Each record is to be printed again precisely as it reads.

═══

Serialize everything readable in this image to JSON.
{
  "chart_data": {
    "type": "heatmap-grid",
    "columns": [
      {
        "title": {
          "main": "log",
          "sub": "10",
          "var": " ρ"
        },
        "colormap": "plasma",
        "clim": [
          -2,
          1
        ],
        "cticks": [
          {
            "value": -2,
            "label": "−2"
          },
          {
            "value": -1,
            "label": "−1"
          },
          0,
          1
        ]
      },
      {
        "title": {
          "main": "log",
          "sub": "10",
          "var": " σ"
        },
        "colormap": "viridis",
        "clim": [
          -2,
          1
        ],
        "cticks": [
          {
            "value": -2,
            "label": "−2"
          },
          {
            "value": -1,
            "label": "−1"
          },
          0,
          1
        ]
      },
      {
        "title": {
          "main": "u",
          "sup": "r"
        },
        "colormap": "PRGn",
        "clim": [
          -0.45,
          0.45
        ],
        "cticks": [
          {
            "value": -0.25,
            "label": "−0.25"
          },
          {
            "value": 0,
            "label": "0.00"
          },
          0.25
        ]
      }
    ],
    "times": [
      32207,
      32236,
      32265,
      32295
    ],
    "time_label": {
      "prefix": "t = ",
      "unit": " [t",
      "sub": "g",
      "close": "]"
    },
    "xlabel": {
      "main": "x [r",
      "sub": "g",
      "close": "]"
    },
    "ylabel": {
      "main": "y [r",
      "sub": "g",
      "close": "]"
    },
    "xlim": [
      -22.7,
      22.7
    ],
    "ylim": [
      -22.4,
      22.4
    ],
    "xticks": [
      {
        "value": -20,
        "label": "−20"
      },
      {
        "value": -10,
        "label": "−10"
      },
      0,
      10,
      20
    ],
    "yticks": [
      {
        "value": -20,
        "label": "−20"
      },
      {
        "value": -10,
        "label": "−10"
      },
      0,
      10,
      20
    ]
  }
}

═══

■ **Problem solution**
Serialize everything readable in this image to JSON.
{
  "chart_data": {
    "type": "heatmap-grid",
    "columns": [
      {
        "title": {
          "main": "log",
          "sub": "10",
          "var": " ρ"
        },
        "colormap": "plasma",
        "clim": [
          -2,
          1
        ],
        "cticks": [
          {
            "value": -2,
            "label": "−2"
          },
          {
            "value": -1,
            "label": "−1"
          },
          0,
          1
        ]
      },
      {
        "title": {
          "main": "log",
          "sub": "10",
          "var": " σ"
        },
        "colormap": "viridis",
        "clim": [
          -2,
          1
        ],
        "cticks": [
          {
            "value": -2,
            "label": "−2"
          },
          {
            "value": -1,
            "label": "−1"
          },
          0,
          1
        ]
      },
      {
        "title": {
          "main": "u",
          "sup": "r"
        },
        "colormap": "PRGn",
        "clim": [
          -0.45,
          0.45
        ],
        "cticks": [
          {
            "value": -0.25,
            "label": "−0.25"
          },
          {
            "value": 0,
            "label": "0.00"
          },
          0.25
        ]
      }
    ],
    "times": [
      32207,
      32236,
      32265,
      32295
    ],
    "time_label": {
      "prefix": "t = ",
      "unit": " [t",
      "sub": "g",
      "close": "]"
    },
    "xlabel": {
      "main": "x [r",
      "sub": "g",
      "close": "]"
    },
    "ylabel": {
      "main": "y [r",
      "sub": "g",
      "close": "]"
    },
    "xlim": [
      -22.7,
      22.7
    ],
    "ylim": [
      -22.4,
      22.4
    ],
    "xticks": [
      {
        "value": -20,
        "label": "−20"
      },
      {
        "value": -10,
        "label": "−10"
      },
      0,
      10,
      20
    ],
    "yticks": [
      {
        "value": -20,
        "label": "−20"
      },
      {
        "value": -10,
        "label": "−10"
      },
      0,
      10,
      20
    ]
  }
}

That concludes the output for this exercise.